Reproduce, unchanged, the part of the items that opens with the line containing "section-instruction: 第 1-8" and closes with the line containing "q1-stem: 1.下面几何体中，是圆锥的为 (33, 137, 145, 147)", both lines included.
** BEGIN **
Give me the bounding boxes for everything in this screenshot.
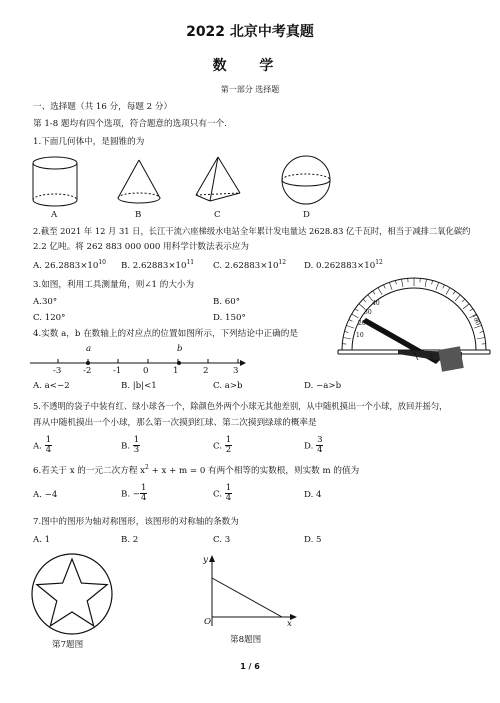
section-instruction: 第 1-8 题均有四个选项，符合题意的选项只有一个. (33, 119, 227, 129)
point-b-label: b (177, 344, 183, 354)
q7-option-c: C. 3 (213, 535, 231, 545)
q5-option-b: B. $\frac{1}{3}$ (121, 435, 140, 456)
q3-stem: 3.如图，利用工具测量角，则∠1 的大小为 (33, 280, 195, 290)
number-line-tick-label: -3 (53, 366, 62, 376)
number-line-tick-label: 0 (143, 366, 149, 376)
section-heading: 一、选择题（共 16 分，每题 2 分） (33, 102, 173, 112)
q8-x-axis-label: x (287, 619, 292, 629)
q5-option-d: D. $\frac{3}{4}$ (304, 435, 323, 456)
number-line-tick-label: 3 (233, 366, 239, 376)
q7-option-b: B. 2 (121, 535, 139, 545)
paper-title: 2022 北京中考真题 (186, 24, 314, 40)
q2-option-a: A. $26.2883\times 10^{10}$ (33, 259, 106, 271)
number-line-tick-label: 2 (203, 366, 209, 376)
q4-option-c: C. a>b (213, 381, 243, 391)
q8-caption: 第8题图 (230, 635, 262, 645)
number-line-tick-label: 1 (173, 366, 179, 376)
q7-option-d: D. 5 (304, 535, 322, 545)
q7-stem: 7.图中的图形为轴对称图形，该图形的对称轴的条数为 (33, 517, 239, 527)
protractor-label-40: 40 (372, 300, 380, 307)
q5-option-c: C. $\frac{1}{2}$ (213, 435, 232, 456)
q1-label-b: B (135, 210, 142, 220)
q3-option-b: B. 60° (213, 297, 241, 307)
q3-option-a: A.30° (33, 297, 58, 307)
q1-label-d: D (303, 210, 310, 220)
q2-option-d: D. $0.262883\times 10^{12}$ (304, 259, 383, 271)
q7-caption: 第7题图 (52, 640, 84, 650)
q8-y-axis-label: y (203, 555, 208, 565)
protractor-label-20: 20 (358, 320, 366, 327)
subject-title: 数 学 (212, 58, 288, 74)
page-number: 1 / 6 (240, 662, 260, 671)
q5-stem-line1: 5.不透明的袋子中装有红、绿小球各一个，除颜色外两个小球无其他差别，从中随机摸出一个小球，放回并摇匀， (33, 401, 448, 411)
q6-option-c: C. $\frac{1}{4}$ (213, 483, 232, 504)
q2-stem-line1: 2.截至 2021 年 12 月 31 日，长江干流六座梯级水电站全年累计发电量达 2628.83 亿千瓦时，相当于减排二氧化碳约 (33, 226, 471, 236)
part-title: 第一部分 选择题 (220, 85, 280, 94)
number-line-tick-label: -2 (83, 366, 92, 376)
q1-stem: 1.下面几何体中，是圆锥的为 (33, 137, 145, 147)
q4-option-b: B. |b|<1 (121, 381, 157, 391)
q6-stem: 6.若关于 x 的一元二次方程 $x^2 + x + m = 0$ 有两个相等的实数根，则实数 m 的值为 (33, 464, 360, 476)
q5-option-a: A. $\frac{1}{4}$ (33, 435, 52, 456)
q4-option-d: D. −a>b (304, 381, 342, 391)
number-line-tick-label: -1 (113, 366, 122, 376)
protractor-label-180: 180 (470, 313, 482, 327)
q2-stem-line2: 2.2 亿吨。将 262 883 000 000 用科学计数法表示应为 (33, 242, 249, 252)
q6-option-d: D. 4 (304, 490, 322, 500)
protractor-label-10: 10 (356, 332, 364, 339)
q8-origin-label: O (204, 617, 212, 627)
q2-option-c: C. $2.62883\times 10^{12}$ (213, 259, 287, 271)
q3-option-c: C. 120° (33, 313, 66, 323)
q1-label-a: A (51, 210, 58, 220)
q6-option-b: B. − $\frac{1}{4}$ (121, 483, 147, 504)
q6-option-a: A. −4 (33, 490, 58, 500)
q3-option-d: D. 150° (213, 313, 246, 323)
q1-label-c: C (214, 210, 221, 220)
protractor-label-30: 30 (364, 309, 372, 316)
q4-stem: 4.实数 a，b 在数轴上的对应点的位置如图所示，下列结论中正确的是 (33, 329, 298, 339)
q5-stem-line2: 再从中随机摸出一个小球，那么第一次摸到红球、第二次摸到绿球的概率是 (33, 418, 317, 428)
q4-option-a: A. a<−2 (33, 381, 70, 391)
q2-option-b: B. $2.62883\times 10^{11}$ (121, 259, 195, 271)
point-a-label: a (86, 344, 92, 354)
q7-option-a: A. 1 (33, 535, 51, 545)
** END **
* _EXERCISE SOLUTION_
section-instruction: 第 1-8 题均有四个选项，符合题意的选项只有一个. (33, 119, 227, 129)
point-b-label: b (177, 344, 183, 354)
q7-option-c: C. 3 (213, 535, 231, 545)
q5-option-b: B. $\frac{1}{3}$ (121, 435, 140, 456)
q3-stem: 3.如图，利用工具测量角，则∠1 的大小为 (33, 280, 195, 290)
number-line-tick-label: -3 (53, 366, 62, 376)
number-line-tick-label: 0 (143, 366, 149, 376)
section-heading: 一、选择题（共 16 分，每题 2 分） (33, 102, 173, 112)
q8-x-axis-label: x (287, 619, 292, 629)
q5-option-d: D. $\frac{3}{4}$ (304, 435, 323, 456)
number-line-tick-label: 3 (233, 366, 239, 376)
q7-option-b: B. 2 (121, 535, 139, 545)
paper-title: 2022 北京中考真题 (186, 24, 314, 40)
q2-option-a: A. $26.2883\times 10^{10}$ (33, 259, 106, 271)
number-line-tick-label: 2 (203, 366, 209, 376)
q4-option-c: C. a>b (213, 381, 243, 391)
q8-caption: 第8题图 (230, 635, 262, 645)
number-line-tick-label: 1 (173, 366, 179, 376)
q7-option-d: D. 5 (304, 535, 322, 545)
q7-stem: 7.图中的图形为轴对称图形，该图形的对称轴的条数为 (33, 517, 239, 527)
protractor-label-40: 40 (372, 300, 380, 307)
q5-option-c: C. $\frac{1}{2}$ (213, 435, 232, 456)
q1-label-b: B (135, 210, 142, 220)
q3-option-b: B. 60° (213, 297, 241, 307)
q3-option-a: A.30° (33, 297, 58, 307)
q1-label-d: D (303, 210, 310, 220)
q2-option-d: D. $0.262883\times 10^{12}$ (304, 259, 383, 271)
q7-caption: 第7题图 (52, 640, 84, 650)
q8-y-axis-label: y (203, 555, 208, 565)
protractor-label-20: 20 (358, 320, 366, 327)
subject-title: 数 学 (212, 58, 288, 74)
page-number: 1 / 6 (240, 662, 260, 671)
q5-stem-line1: 5.不透明的袋子中装有红、绿小球各一个，除颜色外两个小球无其他差别，从中随机摸出一个小球，放回并摇匀， (33, 401, 448, 411)
q6-option-c: C. $\frac{1}{4}$ (213, 483, 232, 504)
q2-stem-line1: 2.截至 2021 年 12 月 31 日，长江干流六座梯级水电站全年累计发电量达 2628.83 亿千瓦时，相当于减排二氧化碳约 (33, 226, 471, 236)
part-title: 第一部分 选择题 (220, 85, 280, 94)
number-line-tick-label: -2 (83, 366, 92, 376)
q1-stem: 1.下面几何体中，是圆锥的为 (33, 137, 145, 147)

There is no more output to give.